▸ **What the task asks**
Work out how many lines hold the string "Забайкальского". Give that number and nothing more.
*-*-*
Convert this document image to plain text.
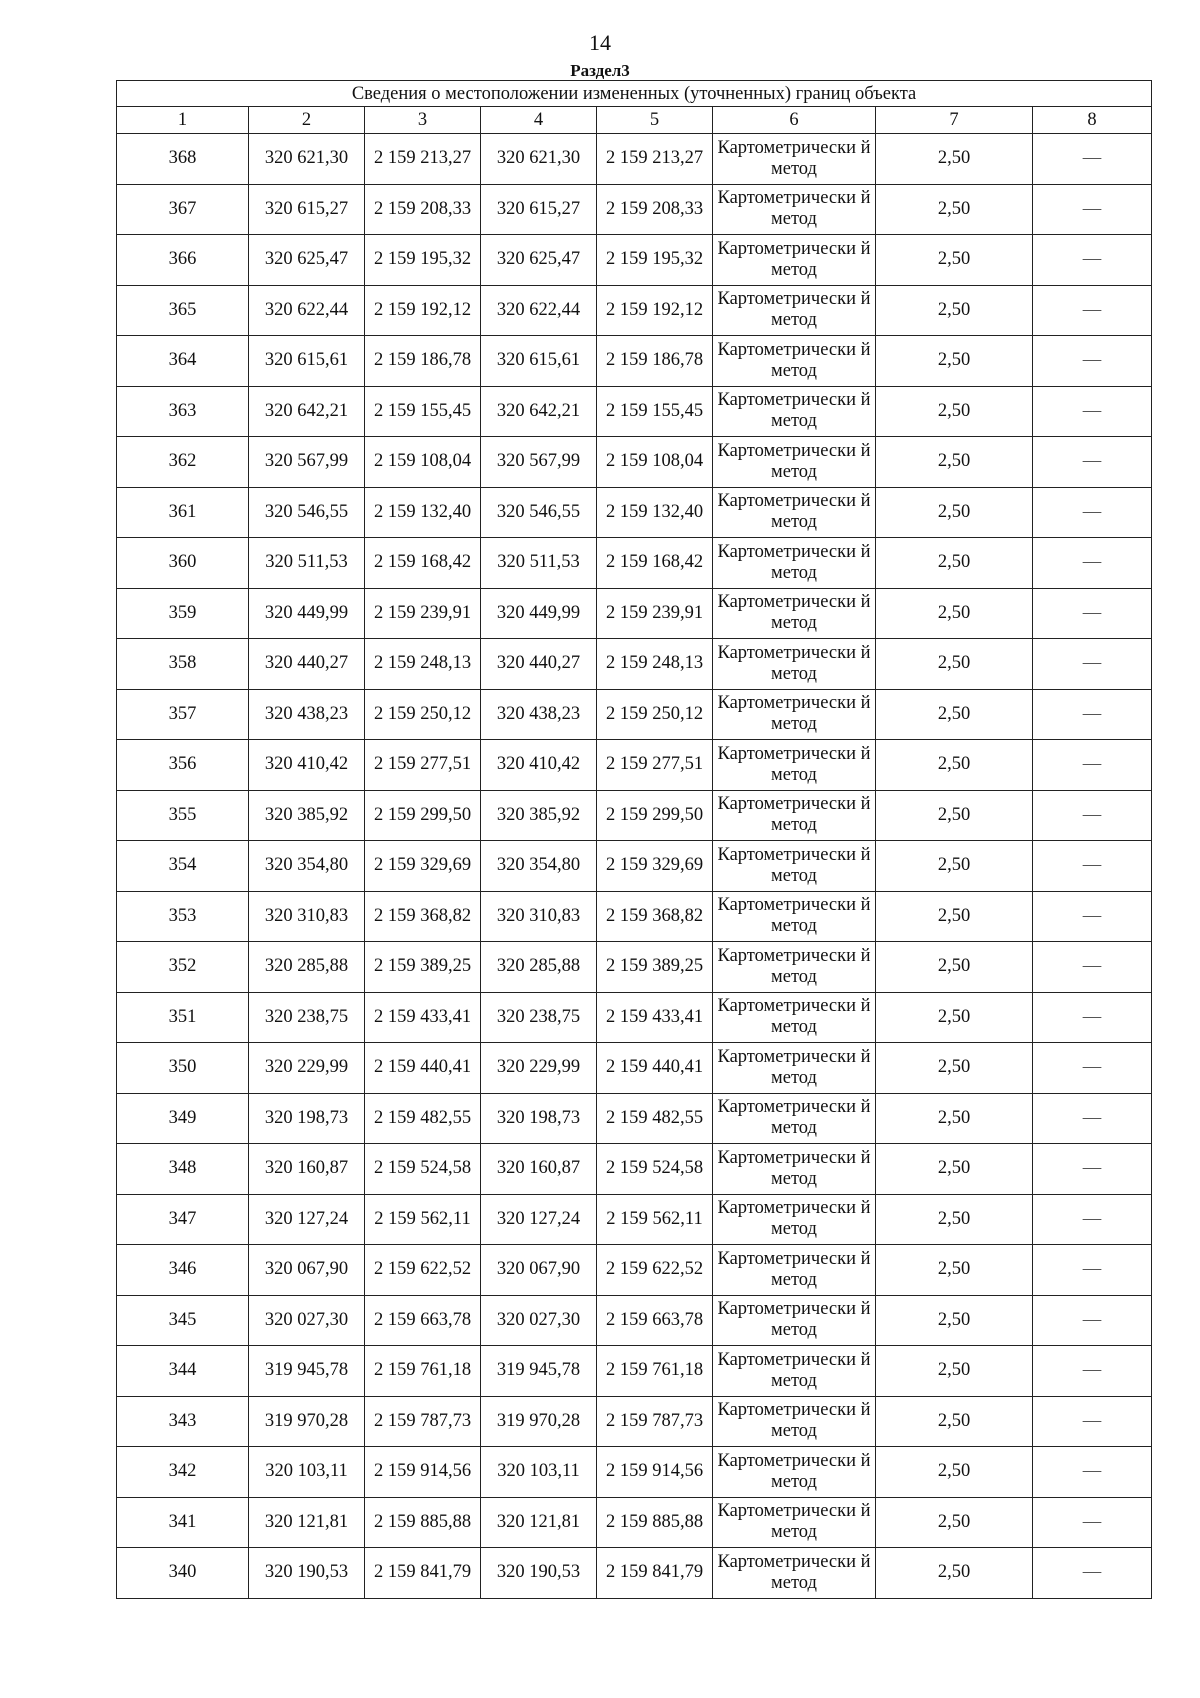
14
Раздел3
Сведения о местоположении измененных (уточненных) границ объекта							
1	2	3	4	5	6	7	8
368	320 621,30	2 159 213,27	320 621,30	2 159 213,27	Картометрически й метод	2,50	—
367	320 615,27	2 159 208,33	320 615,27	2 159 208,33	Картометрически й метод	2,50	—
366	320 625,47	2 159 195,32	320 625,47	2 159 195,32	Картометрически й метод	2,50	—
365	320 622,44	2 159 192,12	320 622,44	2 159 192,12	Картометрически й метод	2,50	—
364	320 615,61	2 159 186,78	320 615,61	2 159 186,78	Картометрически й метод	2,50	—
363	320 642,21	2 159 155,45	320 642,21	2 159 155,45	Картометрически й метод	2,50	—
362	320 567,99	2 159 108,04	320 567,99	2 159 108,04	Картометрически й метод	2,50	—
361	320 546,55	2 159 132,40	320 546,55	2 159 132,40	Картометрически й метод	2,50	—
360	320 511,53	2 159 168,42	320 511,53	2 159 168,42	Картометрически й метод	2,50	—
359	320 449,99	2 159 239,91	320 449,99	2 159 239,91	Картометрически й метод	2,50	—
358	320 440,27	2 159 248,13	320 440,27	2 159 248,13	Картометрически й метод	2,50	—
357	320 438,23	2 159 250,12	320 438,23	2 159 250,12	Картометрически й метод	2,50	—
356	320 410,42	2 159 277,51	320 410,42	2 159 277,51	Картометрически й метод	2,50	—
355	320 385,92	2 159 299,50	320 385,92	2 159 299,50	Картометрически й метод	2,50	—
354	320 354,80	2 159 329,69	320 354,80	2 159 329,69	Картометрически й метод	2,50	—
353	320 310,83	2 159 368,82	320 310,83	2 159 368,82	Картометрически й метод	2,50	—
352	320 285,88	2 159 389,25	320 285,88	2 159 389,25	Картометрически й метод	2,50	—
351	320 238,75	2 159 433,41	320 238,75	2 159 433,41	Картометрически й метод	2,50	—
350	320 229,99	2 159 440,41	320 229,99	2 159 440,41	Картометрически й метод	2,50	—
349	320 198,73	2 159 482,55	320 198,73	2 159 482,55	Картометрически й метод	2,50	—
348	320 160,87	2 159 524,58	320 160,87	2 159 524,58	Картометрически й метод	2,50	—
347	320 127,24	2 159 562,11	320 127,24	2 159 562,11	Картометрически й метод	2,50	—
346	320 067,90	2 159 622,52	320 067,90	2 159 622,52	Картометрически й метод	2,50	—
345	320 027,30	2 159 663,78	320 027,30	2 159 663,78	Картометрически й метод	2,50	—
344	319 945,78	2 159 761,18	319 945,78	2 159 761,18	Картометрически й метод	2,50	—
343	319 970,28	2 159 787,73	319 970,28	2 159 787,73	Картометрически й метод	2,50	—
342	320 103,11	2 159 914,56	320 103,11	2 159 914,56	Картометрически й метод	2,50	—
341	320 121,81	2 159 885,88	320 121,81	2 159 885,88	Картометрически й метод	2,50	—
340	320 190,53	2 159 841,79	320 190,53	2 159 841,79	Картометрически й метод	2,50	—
*-*-*
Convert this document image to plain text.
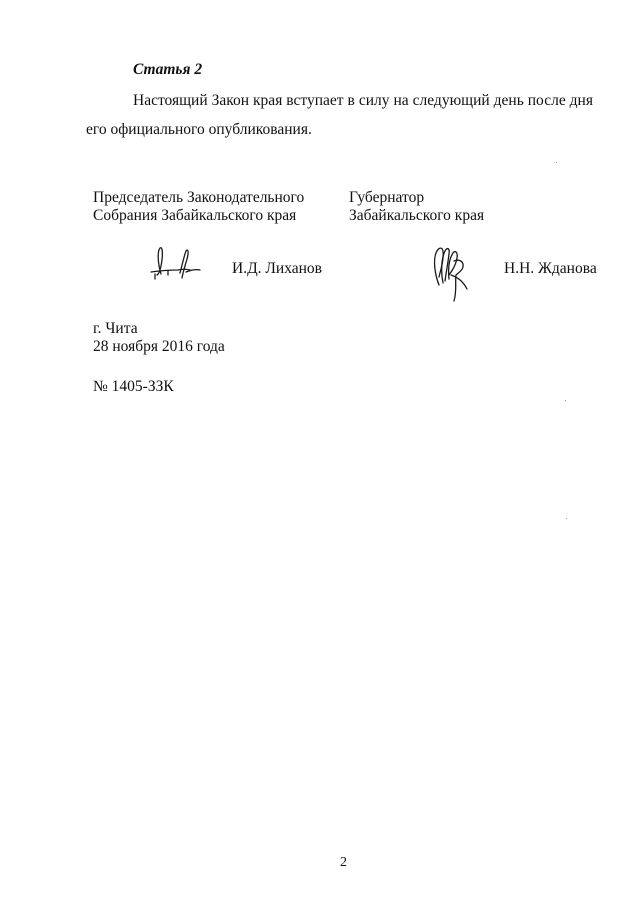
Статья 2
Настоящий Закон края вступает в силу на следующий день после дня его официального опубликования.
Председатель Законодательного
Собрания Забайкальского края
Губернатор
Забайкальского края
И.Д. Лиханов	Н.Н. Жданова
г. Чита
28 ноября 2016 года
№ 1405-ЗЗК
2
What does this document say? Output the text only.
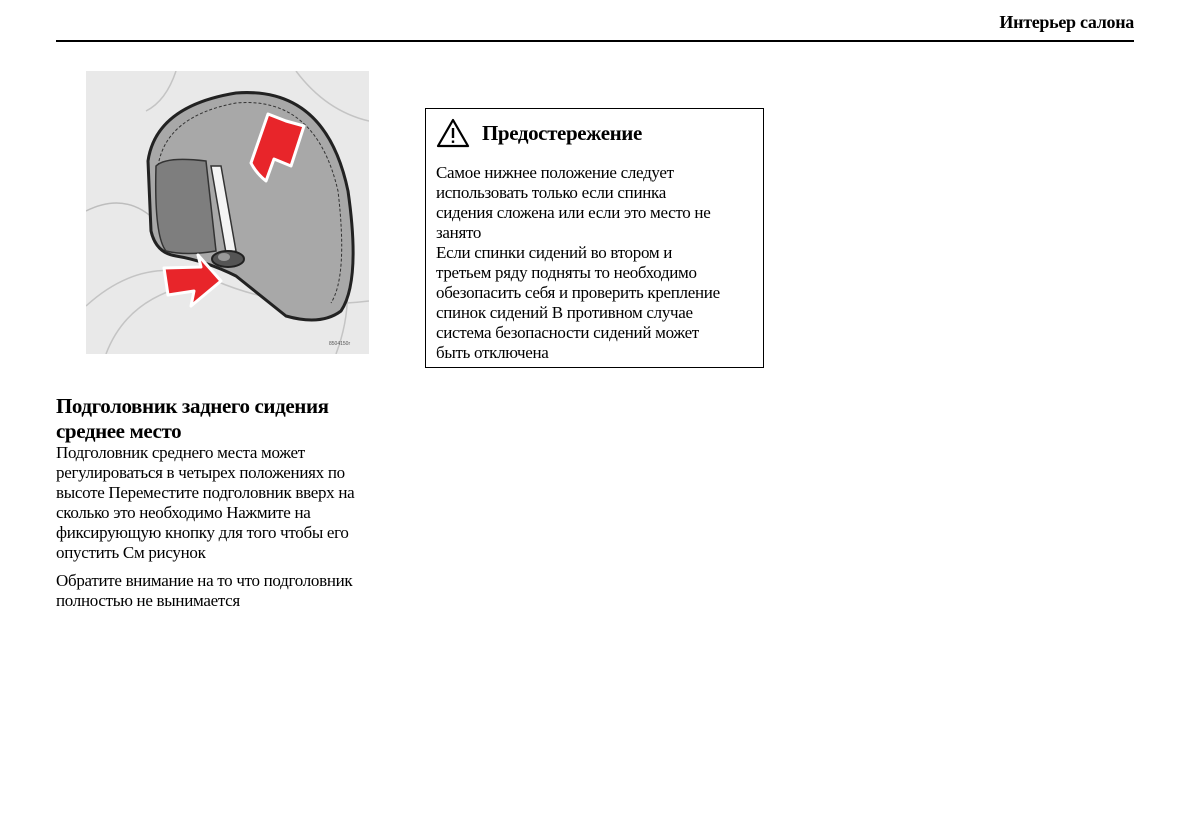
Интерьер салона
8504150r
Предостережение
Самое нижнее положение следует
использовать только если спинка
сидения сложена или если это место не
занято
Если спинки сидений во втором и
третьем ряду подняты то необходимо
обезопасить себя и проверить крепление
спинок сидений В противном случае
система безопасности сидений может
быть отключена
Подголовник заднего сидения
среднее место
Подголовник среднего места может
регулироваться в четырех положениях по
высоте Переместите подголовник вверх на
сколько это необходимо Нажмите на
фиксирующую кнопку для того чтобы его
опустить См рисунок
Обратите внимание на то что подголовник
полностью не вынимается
*-*-*
▸ **The completed task**
2